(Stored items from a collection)

◆ ◆ ◆ ◆ ◆

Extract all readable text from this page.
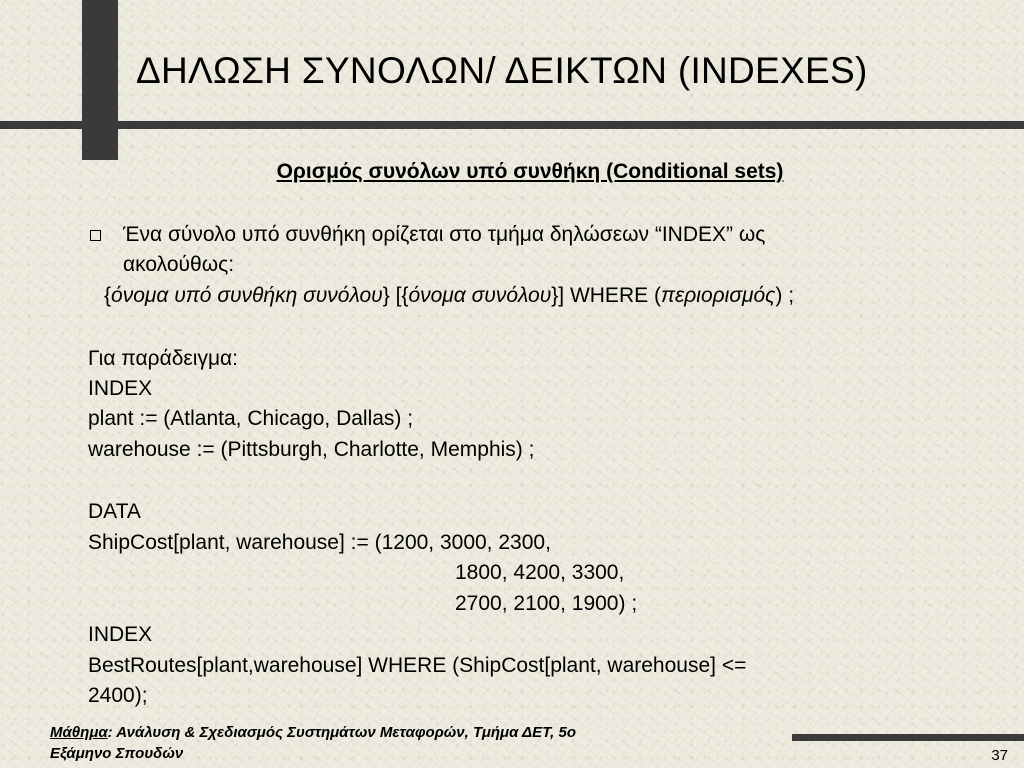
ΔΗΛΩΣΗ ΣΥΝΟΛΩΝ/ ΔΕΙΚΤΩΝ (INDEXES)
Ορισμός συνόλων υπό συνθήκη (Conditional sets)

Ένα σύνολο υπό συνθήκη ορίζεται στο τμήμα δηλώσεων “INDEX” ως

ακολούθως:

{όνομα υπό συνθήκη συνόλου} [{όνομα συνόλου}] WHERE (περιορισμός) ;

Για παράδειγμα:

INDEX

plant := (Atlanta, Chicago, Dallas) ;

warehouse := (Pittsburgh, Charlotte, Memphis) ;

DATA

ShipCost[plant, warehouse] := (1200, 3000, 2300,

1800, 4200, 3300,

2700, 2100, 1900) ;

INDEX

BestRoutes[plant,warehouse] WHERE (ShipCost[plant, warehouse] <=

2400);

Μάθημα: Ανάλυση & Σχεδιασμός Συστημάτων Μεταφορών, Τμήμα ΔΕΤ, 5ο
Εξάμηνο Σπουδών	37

◆ ◆ ◆ ◆ ◆

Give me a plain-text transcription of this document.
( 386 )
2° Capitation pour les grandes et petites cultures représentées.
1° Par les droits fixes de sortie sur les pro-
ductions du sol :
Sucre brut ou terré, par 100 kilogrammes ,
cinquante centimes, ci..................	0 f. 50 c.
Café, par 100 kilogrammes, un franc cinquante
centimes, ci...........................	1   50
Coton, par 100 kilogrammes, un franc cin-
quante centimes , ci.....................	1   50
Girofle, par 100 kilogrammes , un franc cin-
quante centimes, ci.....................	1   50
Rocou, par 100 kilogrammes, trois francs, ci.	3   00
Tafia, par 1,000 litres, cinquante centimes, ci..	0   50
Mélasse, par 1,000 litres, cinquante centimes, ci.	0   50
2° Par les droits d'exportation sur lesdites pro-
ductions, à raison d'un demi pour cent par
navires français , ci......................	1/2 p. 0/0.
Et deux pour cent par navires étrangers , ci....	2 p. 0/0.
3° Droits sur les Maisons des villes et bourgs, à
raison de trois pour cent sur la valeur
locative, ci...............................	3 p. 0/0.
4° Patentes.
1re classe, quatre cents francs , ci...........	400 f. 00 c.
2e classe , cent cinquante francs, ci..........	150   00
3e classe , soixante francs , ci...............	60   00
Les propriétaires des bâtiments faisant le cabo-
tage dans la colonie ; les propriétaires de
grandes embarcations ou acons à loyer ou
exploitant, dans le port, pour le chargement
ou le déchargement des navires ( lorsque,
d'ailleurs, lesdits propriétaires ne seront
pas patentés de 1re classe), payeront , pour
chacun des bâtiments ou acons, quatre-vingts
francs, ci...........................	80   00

◆ ◆ ◆ ◆ ◆

▶ **What to work on**:
Every line above that contains the word "kilogrammes" should be reported.

▶ **Output of the task**:
Sucre brut ou terré, par 100 kilogrammes ,
Café, par 100 kilogrammes, un franc cinquante
Coton, par 100 kilogrammes, un franc cin-
Girofle, par 100 kilogrammes , un franc cin-
Rocou, par 100 kilogrammes, trois francs, ci.	3   00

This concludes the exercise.